DATASET RECORDS

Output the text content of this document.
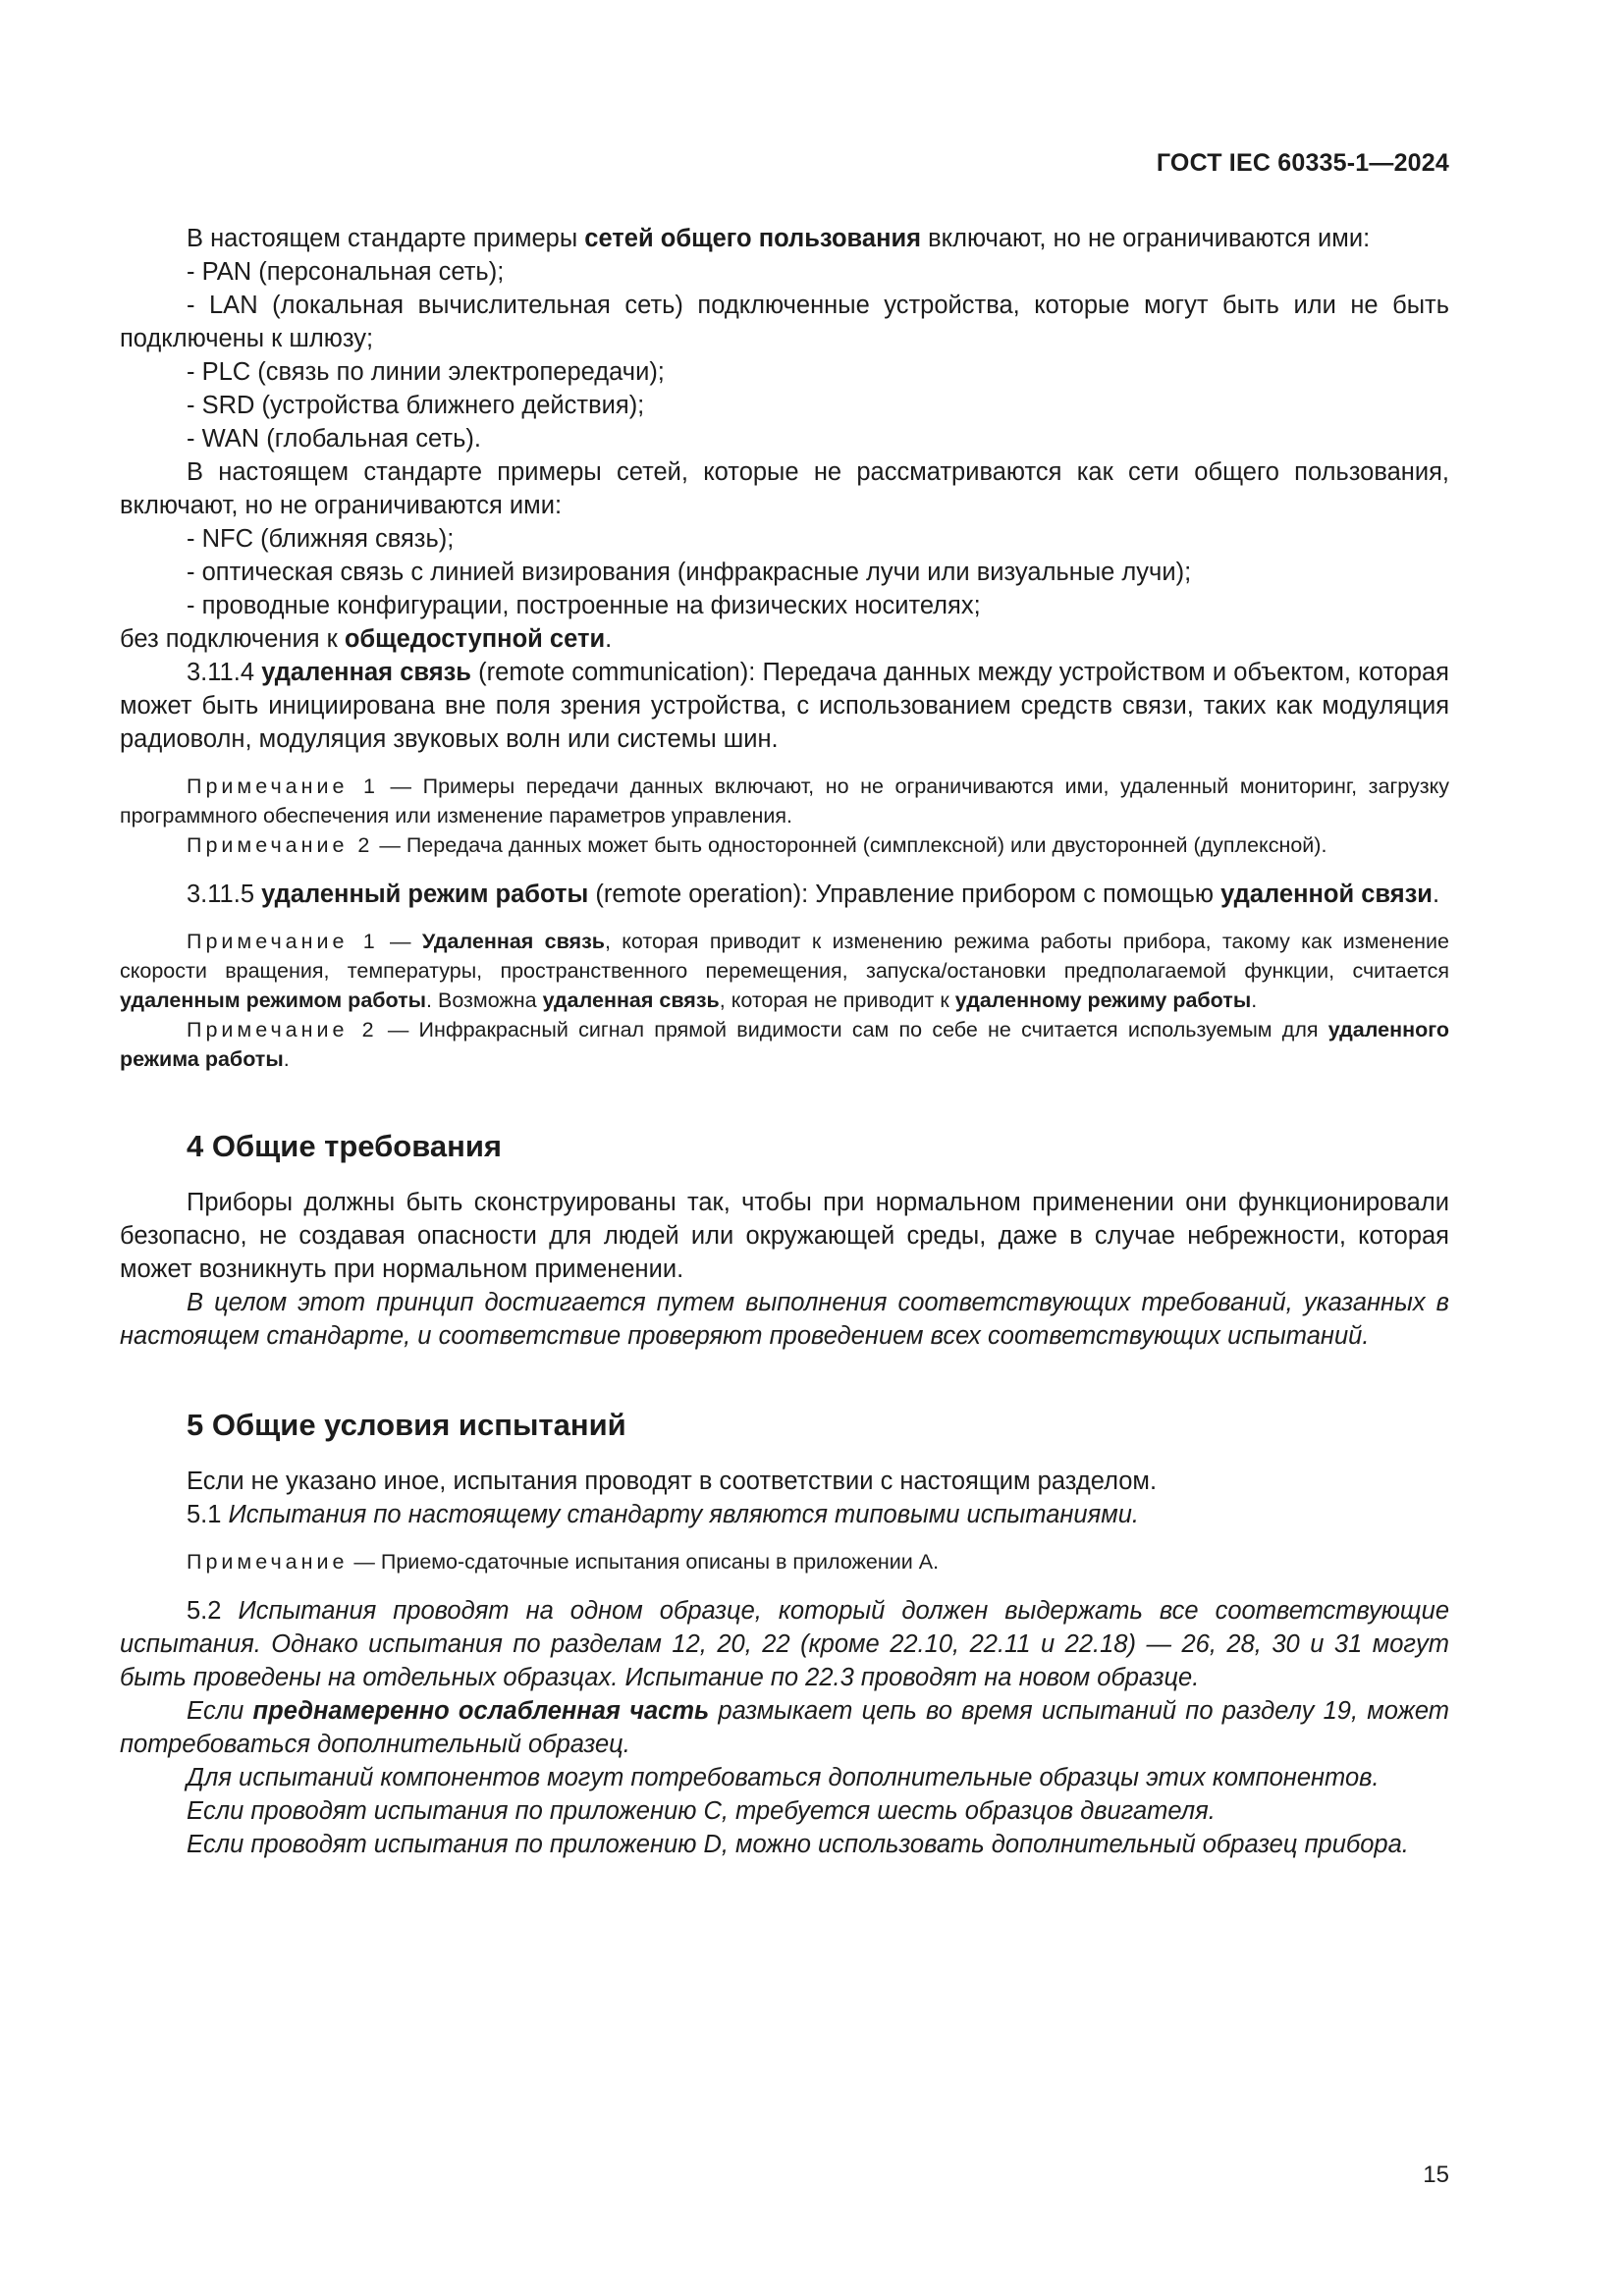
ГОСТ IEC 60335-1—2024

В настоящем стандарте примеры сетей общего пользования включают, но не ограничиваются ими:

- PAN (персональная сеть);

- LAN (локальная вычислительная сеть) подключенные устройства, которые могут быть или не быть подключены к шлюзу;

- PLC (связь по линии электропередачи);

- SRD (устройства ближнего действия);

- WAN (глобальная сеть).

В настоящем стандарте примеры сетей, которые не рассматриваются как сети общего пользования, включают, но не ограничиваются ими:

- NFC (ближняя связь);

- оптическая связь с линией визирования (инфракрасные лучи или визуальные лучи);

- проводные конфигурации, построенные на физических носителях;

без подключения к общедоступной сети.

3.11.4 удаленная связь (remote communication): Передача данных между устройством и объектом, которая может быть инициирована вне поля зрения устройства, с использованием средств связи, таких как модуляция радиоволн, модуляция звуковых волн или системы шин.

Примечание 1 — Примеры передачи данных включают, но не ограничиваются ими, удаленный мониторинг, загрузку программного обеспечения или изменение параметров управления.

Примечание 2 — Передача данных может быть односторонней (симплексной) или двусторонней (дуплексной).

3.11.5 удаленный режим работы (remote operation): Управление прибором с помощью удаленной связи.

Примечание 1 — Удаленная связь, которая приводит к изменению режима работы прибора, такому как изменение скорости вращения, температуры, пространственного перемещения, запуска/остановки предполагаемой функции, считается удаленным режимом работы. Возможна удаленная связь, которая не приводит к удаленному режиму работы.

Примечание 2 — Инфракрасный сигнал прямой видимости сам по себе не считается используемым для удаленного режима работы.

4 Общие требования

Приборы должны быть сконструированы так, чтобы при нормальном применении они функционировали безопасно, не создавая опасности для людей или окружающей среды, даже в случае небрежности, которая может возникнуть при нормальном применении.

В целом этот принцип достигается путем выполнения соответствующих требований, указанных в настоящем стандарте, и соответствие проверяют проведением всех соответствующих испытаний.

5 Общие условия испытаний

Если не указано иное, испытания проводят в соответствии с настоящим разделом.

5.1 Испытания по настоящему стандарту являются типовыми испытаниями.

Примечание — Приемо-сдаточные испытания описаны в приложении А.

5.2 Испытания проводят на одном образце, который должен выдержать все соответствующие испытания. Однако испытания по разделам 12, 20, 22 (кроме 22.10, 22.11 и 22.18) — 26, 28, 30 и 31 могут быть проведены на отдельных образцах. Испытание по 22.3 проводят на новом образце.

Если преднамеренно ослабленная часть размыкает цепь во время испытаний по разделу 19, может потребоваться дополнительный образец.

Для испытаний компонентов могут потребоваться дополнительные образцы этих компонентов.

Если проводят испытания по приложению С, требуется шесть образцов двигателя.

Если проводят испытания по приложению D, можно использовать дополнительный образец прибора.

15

EXERCISE
Reproduce the whole listing word for word, setting aside any pictures.

ANSWER TO THIS TASK
Output the text content of this document.
ГОСТ IEC 60335-1—2024

В настоящем стандарте примеры сетей общего пользования включают, но не ограничиваются ими:

- PAN (персональная сеть);

- LAN (локальная вычислительная сеть) подключенные устройства, которые могут быть или не быть подключены к шлюзу;

- PLC (связь по линии электропередачи);

- SRD (устройства ближнего действия);

- WAN (глобальная сеть).

В настоящем стандарте примеры сетей, которые не рассматриваются как сети общего пользования, включают, но не ограничиваются ими:

- NFC (ближняя связь);

- оптическая связь с линией визирования (инфракрасные лучи или визуальные лучи);

- проводные конфигурации, построенные на физических носителях;

без подключения к общедоступной сети.

3.11.4 удаленная связь (remote communication): Передача данных между устройством и объектом, которая может быть инициирована вне поля зрения устройства, с использованием средств связи, таких как модуляция радиоволн, модуляция звуковых волн или системы шин.

Примечание 1 — Примеры передачи данных включают, но не ограничиваются ими, удаленный мониторинг, загрузку программного обеспечения или изменение параметров управления.

Примечание 2 — Передача данных может быть односторонней (симплексной) или двусторонней (дуплексной).

3.11.5 удаленный режим работы (remote operation): Управление прибором с помощью удаленной связи.

Примечание 1 — Удаленная связь, которая приводит к изменению режима работы прибора, такому как изменение скорости вращения, температуры, пространственного перемещения, запуска/остановки предполагаемой функции, считается удаленным режимом работы. Возможна удаленная связь, которая не приводит к удаленному режиму работы.

Примечание 2 — Инфракрасный сигнал прямой видимости сам по себе не считается используемым для удаленного режима работы.

4 Общие требования

Приборы должны быть сконструированы так, чтобы при нормальном применении они функционировали безопасно, не создавая опасности для людей или окружающей среды, даже в случае небрежности, которая может возникнуть при нормальном применении.

В целом этот принцип достигается путем выполнения соответствующих требований, указанных в настоящем стандарте, и соответствие проверяют проведением всех соответствующих испытаний.

5 Общие условия испытаний

Если не указано иное, испытания проводят в соответствии с настоящим разделом.

5.1 Испытания по настоящему стандарту являются типовыми испытаниями.

Примечание — Приемо-сдаточные испытания описаны в приложении А.

5.2 Испытания проводят на одном образце, который должен выдержать все соответствующие испытания. Однако испытания по разделам 12, 20, 22 (кроме 22.10, 22.11 и 22.18) — 26, 28, 30 и 31 могут быть проведены на отдельных образцах. Испытание по 22.3 проводят на новом образце.

Если преднамеренно ослабленная часть размыкает цепь во время испытаний по разделу 19, может потребоваться дополнительный образец.

Для испытаний компонентов могут потребоваться дополнительные образцы этих компонентов.

Если проводят испытания по приложению С, требуется шесть образцов двигателя.

Если проводят испытания по приложению D, можно использовать дополнительный образец прибора.

15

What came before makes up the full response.